▶ **Set task**
Repeat all of the material below exactly as written, images excluded.
━━━
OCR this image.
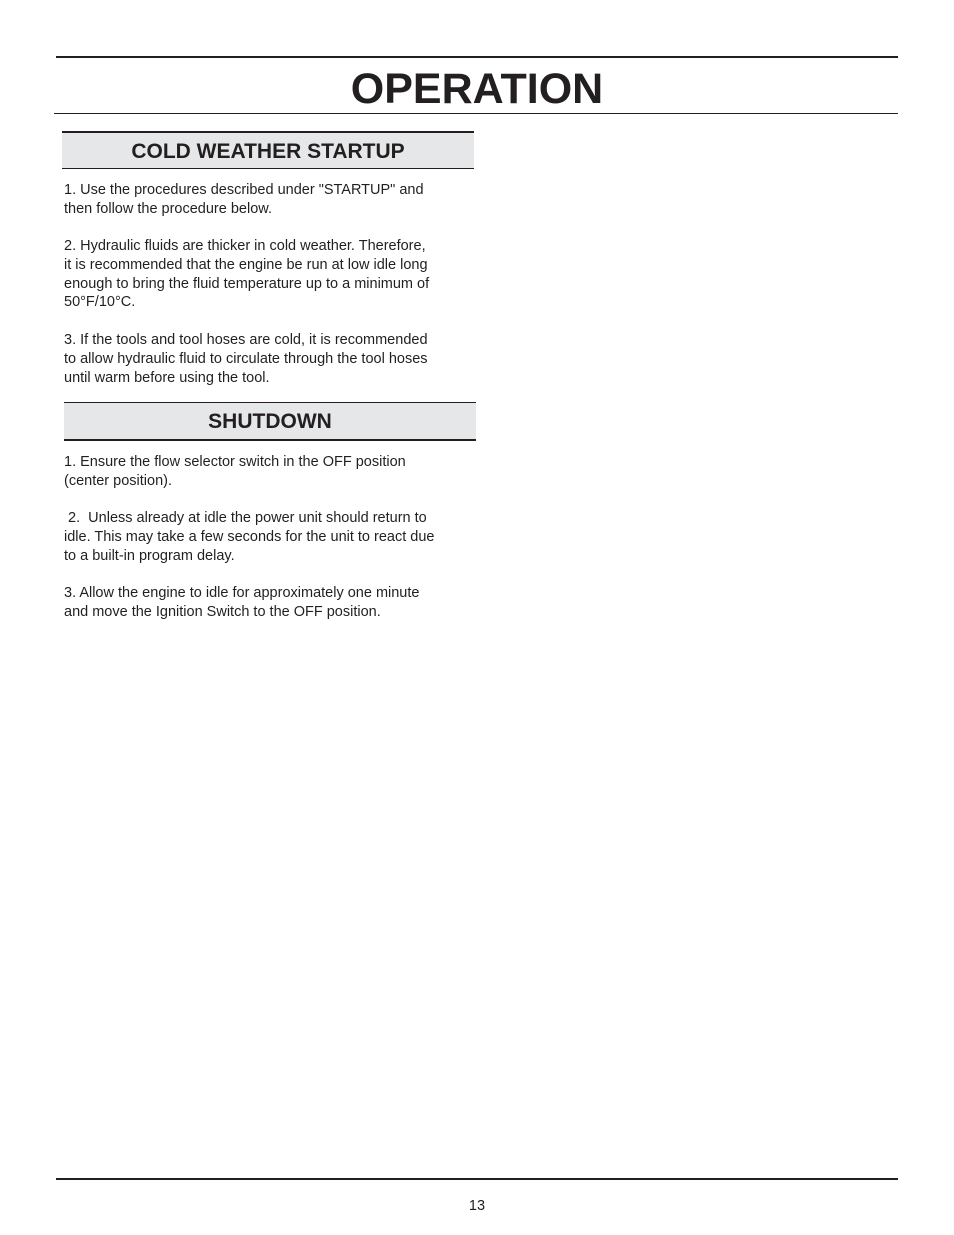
OPERATION
COLD WEATHER STARTUP

1. Use the procedures described under "STARTUP" and
then follow the procedure below.

2. Hydraulic fluids are thicker in cold weather. Therefore,
it is recommended that the engine be run at low idle long
enough to bring the fluid temperature up to a minimum of
50°F/10°C.

3. If the tools and tool hoses are cold, it is recommended
to allow hydraulic fluid to circulate through the tool hoses
until warm before using the tool.

SHUTDOWN

1. Ensure the flow selector switch in the OFF position
(center position).

2.  Unless already at idle the power unit should return to
idle. This may take a few seconds for the unit to react due
to a built-in program delay.

3. Allow the engine to idle for approximately one minute
and move the Ignition Switch to the OFF position.

13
━━━
▶ **Exercise output**
OCR this image.
OPERATION
COLD WEATHER STARTUP

1. Use the procedures described under "STARTUP" and
then follow the procedure below.

2. Hydraulic fluids are thicker in cold weather. Therefore,
it is recommended that the engine be run at low idle long
enough to bring the fluid temperature up to a minimum of
50°F/10°C.

3. If the tools and tool hoses are cold, it is recommended
to allow hydraulic fluid to circulate through the tool hoses
until warm before using the tool.

SHUTDOWN

1. Ensure the flow selector switch in the OFF position
(center position).

2.  Unless already at idle the power unit should return to
idle. This may take a few seconds for the unit to react due
to a built-in program delay.

3. Allow the engine to idle for approximately one minute
and move the Ignition Switch to the OFF position.

13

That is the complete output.